Dataset rows about figures:
>> Start

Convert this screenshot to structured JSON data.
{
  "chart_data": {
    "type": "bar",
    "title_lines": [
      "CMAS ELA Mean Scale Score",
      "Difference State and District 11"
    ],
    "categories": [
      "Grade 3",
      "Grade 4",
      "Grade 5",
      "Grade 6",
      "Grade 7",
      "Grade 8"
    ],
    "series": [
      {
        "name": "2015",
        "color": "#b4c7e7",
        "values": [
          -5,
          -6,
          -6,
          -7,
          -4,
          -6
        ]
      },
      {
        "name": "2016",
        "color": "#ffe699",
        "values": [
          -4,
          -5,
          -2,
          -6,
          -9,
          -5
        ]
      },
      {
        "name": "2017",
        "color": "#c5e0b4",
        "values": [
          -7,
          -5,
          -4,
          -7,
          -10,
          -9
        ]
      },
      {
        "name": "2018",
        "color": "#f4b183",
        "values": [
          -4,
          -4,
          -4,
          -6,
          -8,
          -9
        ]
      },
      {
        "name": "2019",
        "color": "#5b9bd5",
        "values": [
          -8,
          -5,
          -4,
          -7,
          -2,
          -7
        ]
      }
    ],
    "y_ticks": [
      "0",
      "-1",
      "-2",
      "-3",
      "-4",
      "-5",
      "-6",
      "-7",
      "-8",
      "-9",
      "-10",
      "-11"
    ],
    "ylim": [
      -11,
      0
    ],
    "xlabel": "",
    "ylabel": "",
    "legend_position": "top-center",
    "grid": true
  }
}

>> End

Above are some records. Count the lines among them with the word "color", and answer with the number only.

5